▶ **RECORD LIST**:
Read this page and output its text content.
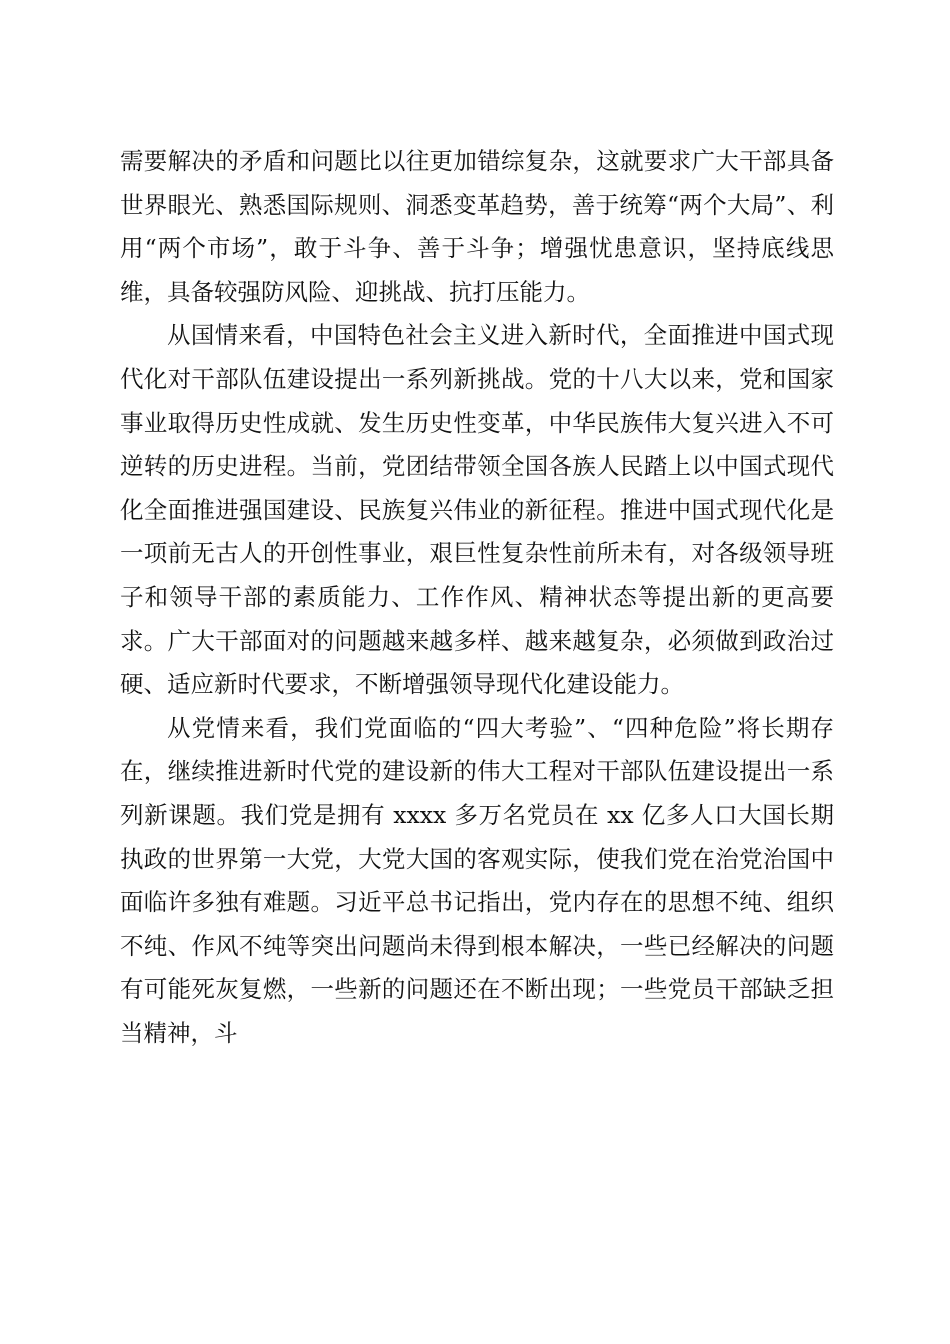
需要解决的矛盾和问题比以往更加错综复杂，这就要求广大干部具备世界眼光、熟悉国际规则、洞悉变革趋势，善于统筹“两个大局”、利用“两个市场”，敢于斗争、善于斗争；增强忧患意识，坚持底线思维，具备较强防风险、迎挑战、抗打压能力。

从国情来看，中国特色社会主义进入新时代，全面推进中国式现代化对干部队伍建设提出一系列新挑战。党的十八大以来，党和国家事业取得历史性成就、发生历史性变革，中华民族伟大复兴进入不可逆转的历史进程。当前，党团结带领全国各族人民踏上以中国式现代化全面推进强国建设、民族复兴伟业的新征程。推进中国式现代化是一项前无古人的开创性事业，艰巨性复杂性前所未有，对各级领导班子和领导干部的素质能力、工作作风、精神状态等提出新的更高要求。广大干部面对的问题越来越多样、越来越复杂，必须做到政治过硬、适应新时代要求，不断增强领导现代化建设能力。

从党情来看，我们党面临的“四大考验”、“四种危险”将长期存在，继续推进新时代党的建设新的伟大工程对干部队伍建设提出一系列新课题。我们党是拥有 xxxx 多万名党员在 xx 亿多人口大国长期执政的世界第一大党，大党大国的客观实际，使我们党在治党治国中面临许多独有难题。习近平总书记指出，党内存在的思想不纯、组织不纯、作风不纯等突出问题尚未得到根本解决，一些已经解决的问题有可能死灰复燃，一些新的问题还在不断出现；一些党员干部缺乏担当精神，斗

==

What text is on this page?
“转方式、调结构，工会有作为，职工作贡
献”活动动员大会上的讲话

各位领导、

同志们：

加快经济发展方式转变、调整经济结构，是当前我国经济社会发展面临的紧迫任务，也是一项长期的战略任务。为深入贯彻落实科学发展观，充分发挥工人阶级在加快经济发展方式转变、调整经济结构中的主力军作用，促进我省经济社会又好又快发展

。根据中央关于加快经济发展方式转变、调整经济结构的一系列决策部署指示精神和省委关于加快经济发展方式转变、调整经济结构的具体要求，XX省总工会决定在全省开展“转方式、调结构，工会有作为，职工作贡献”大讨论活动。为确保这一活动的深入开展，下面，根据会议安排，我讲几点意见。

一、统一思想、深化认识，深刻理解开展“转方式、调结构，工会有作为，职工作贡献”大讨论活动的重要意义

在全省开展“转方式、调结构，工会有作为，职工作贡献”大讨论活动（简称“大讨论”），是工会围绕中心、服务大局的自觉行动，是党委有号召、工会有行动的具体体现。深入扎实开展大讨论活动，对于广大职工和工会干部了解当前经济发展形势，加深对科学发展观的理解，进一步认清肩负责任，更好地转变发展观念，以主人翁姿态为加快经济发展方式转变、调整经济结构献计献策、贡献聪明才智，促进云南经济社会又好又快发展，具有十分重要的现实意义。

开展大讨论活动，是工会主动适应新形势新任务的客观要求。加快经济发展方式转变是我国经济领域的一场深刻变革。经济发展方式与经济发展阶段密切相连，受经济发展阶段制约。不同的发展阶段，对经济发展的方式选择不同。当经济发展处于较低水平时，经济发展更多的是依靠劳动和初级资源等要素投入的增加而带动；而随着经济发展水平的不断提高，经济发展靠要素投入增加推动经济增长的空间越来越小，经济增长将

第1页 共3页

▶ **WHAT IS REQUIRED**: Above are the records. Identify each line that contains the word "page".

▶ **FINISHED ANSWER**:
Read this page and output its text content.
What text is on this page?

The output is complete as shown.